- **Task**
Everything from the line holding "Read out every word on this page." through the last line below must be repeated exactly, and nothing else.

-- start Record set --

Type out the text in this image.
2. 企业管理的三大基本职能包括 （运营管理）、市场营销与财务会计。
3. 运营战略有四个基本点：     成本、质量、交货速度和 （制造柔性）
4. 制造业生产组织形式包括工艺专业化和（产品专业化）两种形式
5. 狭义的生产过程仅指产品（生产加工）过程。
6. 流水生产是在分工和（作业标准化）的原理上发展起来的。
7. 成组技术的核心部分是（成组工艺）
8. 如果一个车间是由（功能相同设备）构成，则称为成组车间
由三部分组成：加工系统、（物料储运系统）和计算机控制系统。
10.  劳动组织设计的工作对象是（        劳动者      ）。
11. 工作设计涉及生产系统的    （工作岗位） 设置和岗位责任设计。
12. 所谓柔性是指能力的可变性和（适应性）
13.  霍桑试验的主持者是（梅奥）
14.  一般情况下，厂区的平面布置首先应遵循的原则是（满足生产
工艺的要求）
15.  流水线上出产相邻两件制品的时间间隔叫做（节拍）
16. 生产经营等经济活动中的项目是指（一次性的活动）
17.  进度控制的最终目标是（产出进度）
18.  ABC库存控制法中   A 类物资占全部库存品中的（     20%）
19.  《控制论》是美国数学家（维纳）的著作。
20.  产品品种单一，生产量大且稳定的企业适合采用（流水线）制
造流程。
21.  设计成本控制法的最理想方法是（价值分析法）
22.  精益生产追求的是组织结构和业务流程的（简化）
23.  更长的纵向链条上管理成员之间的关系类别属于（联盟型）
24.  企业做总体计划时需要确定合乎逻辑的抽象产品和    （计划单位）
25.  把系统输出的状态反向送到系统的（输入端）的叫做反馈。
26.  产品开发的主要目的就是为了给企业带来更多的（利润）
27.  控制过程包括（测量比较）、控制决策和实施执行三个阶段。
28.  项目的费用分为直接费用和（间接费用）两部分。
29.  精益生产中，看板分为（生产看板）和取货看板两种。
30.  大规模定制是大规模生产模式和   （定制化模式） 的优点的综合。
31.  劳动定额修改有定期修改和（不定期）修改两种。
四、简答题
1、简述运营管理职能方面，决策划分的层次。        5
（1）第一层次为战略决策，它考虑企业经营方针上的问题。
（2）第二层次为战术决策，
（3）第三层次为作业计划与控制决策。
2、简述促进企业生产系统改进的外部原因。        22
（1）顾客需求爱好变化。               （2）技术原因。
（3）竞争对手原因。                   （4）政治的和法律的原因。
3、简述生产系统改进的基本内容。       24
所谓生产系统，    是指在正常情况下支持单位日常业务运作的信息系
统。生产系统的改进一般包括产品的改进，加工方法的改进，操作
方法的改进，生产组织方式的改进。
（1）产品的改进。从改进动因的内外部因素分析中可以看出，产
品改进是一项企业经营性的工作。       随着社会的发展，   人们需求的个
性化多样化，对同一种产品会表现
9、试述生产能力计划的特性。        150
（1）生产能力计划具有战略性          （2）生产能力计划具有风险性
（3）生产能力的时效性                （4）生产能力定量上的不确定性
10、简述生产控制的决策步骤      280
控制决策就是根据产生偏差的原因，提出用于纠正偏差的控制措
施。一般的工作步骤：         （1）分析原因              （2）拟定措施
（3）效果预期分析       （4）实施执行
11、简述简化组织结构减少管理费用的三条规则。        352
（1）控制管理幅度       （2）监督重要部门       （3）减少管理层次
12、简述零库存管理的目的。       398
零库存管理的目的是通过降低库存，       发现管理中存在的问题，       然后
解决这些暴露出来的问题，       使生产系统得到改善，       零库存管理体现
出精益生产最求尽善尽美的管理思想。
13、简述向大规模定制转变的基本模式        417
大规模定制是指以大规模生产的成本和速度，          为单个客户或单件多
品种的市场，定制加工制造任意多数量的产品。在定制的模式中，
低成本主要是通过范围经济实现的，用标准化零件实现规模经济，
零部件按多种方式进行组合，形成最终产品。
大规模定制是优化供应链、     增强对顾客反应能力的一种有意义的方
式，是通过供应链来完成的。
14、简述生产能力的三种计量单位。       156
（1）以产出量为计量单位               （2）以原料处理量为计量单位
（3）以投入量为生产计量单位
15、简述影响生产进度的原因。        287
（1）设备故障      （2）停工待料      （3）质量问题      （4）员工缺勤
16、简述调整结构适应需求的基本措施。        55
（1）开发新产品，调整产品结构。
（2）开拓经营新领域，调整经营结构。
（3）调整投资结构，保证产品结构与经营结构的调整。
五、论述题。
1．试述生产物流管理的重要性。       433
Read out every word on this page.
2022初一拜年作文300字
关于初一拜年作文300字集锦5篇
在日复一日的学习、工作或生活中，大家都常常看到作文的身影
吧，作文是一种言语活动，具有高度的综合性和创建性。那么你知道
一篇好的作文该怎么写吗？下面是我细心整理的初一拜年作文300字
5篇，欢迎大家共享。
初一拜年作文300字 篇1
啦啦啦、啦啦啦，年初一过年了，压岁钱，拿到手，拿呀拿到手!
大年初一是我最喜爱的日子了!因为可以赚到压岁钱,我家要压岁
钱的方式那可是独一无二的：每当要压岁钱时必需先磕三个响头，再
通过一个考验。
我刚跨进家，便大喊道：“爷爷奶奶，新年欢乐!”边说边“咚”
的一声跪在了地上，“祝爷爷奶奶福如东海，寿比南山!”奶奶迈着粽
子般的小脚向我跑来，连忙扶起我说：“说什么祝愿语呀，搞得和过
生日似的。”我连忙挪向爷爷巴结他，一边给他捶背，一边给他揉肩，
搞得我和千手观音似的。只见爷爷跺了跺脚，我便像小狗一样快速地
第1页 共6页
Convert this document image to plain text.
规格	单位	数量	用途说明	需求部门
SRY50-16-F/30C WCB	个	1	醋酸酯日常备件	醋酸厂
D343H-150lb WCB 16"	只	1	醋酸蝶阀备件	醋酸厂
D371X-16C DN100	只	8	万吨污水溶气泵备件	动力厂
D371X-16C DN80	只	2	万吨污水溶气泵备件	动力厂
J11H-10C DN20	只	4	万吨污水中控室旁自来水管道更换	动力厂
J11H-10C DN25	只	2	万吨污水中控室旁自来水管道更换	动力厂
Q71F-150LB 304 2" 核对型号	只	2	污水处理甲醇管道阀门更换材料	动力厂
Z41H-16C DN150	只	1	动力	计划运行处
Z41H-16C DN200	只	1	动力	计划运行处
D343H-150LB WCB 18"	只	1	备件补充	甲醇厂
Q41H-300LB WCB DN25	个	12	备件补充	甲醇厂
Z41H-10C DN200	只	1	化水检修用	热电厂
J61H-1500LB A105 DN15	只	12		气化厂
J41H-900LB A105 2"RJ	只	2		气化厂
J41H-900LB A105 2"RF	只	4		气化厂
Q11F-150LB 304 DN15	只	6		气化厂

-- end Record set --

- **Answer for the task**
Read out every word on this page.
2022初一拜年作文300字
关于初一拜年作文300字集锦5篇
在日复一日的学习、工作或生活中，大家都常常看到作文的身影
吧，作文是一种言语活动，具有高度的综合性和创建性。那么你知道
一篇好的作文该怎么写吗？下面是我细心整理的初一拜年作文300字
5篇，欢迎大家共享。
初一拜年作文300字 篇1
啦啦啦、啦啦啦，年初一过年了，压岁钱，拿到手，拿呀拿到手!
大年初一是我最喜爱的日子了!因为可以赚到压岁钱,我家要压岁
钱的方式那可是独一无二的：每当要压岁钱时必需先磕三个响头，再
通过一个考验。
我刚跨进家，便大喊道：“爷爷奶奶，新年欢乐!”边说边“咚”
的一声跪在了地上，“祝爷爷奶奶福如东海，寿比南山!”奶奶迈着粽
子般的小脚向我跑来，连忙扶起我说：“说什么祝愿语呀，搞得和过
生日似的。”我连忙挪向爷爷巴结他，一边给他捶背，一边给他揉肩，
搞得我和千手观音似的。只见爷爷跺了跺脚，我便像小狗一样快速地
第1页 共6页
Convert this document image to plain text.
规格	单位	数量	用途说明	需求部门
SRY50-16-F/30C WCB	个	1	醋酸酯日常备件	醋酸厂
D343H-150lb WCB 16"	只	1	醋酸蝶阀备件	醋酸厂
D371X-16C DN100	只	8	万吨污水溶气泵备件	动力厂
D371X-16C DN80	只	2	万吨污水溶气泵备件	动力厂
J11H-10C DN20	只	4	万吨污水中控室旁自来水管道更换	动力厂
J11H-10C DN25	只	2	万吨污水中控室旁自来水管道更换	动力厂
Q71F-150LB 304 2" 核对型号	只	2	污水处理甲醇管道阀门更换材料	动力厂
Z41H-16C DN150	只	1	动力	计划运行处
Z41H-16C DN200	只	1	动力	计划运行处
D343H-150LB WCB 18"	只	1	备件补充	甲醇厂
Q41H-300LB WCB DN25	个	12	备件补充	甲醇厂
Z41H-10C DN200	只	1	化水检修用	热电厂
J61H-1500LB A105 DN15	只	12		气化厂
J41H-900LB A105 2"RJ	只	2		气化厂
J41H-900LB A105 2"RF	只	4		气化厂
Q11F-150LB 304 DN15	只	6		气化厂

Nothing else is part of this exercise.